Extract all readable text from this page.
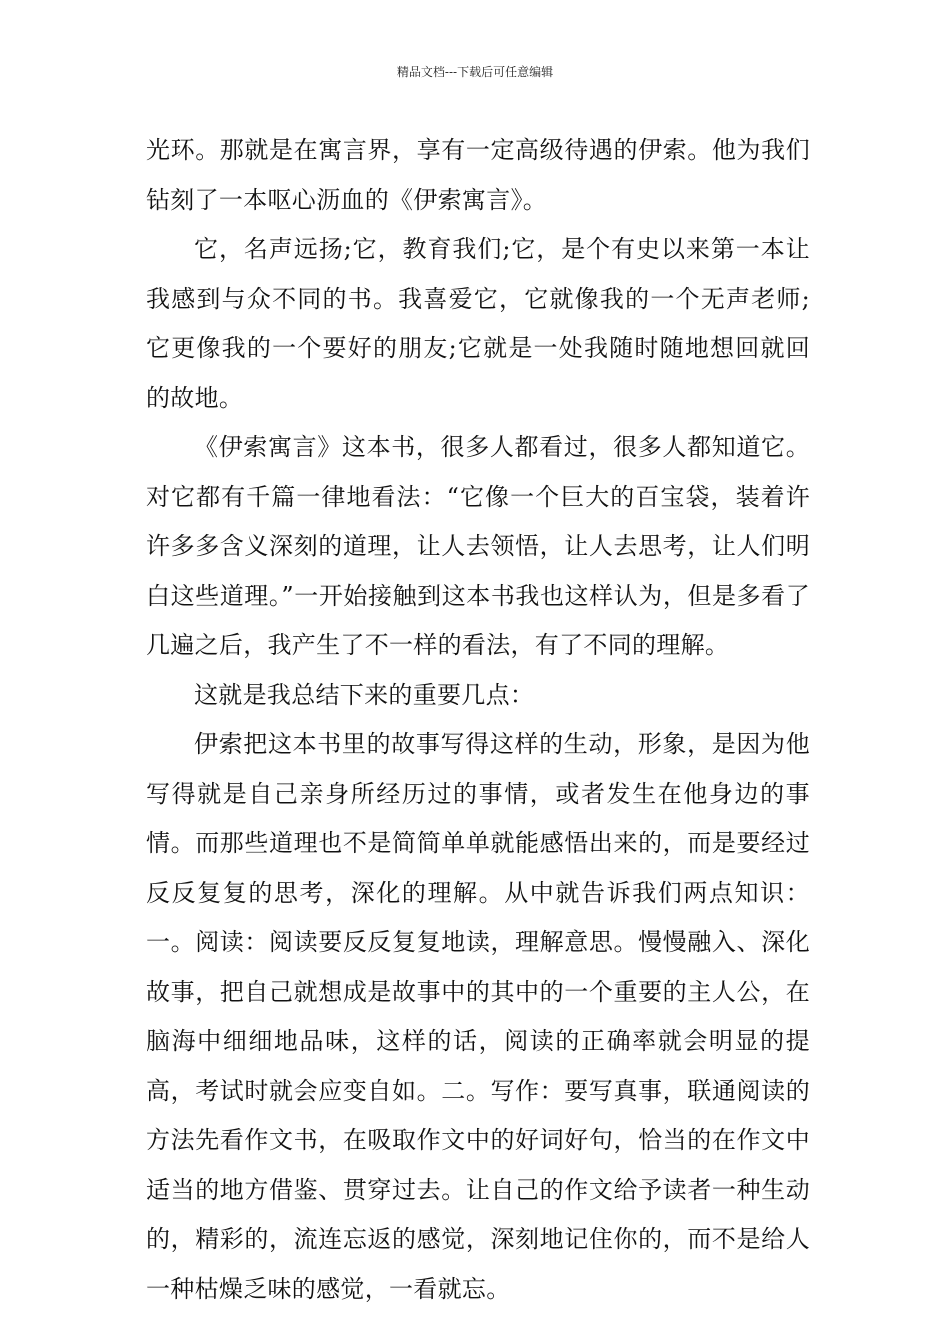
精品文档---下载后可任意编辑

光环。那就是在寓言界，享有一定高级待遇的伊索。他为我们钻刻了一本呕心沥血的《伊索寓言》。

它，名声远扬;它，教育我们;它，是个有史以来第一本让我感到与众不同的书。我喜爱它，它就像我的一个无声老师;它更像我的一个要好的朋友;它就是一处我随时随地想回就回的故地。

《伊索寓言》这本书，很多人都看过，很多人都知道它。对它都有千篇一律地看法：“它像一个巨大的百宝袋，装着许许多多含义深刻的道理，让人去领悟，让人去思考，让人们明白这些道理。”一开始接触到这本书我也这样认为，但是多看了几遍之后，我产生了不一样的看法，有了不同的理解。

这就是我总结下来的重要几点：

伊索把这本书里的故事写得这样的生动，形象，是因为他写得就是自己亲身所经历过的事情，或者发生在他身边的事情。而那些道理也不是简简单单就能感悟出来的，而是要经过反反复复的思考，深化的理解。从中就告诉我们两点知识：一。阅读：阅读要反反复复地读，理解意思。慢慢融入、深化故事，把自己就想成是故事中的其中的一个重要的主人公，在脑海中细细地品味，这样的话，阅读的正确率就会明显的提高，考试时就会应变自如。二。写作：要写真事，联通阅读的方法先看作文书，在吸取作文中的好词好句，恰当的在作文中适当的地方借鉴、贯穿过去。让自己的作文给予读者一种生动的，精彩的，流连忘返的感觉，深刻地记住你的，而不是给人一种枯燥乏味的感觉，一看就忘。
--
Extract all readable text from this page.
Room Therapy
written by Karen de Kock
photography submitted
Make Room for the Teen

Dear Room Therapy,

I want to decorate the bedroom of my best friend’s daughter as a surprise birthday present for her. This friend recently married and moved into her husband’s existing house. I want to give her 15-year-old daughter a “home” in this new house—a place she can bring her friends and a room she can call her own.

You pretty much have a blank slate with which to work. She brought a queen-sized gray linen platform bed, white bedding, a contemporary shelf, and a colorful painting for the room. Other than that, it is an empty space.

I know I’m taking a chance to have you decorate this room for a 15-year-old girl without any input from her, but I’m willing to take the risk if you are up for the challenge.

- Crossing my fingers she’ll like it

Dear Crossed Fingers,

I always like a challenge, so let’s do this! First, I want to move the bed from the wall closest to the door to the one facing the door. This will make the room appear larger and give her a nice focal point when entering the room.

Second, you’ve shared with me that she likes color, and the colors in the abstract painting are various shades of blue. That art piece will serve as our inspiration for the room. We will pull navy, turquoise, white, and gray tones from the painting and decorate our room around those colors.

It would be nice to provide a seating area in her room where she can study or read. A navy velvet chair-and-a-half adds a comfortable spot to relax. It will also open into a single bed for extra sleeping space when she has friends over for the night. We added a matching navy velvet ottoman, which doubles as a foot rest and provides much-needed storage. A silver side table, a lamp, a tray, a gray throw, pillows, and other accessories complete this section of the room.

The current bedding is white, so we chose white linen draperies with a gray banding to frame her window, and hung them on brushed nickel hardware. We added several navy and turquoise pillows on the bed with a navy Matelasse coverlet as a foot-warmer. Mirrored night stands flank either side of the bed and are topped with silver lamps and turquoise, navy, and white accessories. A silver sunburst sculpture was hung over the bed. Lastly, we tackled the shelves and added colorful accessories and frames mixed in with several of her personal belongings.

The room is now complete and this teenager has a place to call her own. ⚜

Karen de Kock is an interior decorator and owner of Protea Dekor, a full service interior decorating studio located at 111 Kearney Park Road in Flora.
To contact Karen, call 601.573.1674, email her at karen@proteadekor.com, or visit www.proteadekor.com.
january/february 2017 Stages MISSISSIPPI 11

WRITTEN INSTRUCTION: In the lines above, find each one with "silver" and list it.

RESPONSE TO THE TASK:
It would be nice to provide a seating area in her room where she can study or read. A navy velvet chair-and-a-half adds a comfortable spot to relax. It will also open into a single bed for extra sleeping space when she has friends over for the night. We added a matching navy velvet ottoman, which doubles as a foot rest and provides much-needed storage. A silver side table, a lamp, a tray, a gray throw, pillows, and other accessories complete this section of the room.
The current bedding is white, so we chose white linen draperies with a gray banding to frame her window, and hung them on brushed nickel hardware. We added several navy and turquoise pillows on the bed with a navy Matelasse coverlet as a foot-warmer. Mirrored night stands flank either side of the bed and are topped with silver lamps and turquoise, navy, and white accessories. A silver sunburst sculpture was hung over the bed. Lastly, we tackled the shelves and added colorful accessories and frames mixed in with several of her personal belongings.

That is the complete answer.